> _Description of the task_
Find the lines that contain the word "text" and copy each one.

Collection entries

++++++++++

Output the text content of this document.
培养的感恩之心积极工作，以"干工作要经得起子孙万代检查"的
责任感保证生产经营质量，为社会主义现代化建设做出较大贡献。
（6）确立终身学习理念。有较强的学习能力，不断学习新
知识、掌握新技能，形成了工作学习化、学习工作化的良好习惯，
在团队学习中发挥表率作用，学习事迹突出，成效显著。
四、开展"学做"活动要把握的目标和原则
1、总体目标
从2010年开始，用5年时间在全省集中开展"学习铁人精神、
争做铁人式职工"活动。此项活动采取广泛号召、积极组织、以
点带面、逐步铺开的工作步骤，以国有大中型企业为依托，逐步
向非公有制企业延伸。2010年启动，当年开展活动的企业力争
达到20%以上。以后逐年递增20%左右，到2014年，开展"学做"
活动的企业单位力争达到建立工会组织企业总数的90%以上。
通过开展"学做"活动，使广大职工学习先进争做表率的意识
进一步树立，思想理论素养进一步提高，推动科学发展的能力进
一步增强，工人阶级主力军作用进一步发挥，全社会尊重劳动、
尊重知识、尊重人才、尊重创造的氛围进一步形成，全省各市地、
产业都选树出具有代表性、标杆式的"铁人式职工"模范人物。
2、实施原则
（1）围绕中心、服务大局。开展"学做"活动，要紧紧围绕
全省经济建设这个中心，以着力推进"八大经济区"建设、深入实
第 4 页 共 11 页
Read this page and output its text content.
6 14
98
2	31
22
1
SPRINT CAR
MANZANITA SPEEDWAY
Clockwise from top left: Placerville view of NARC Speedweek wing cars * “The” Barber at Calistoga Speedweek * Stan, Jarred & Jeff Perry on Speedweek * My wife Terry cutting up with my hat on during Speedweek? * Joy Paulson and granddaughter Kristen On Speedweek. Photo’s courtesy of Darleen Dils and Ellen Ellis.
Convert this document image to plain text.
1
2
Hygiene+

++++++++++

> _Worked solution_
Output the text content of this document.
Read this page and output its text content.
Convert this document image to plain text.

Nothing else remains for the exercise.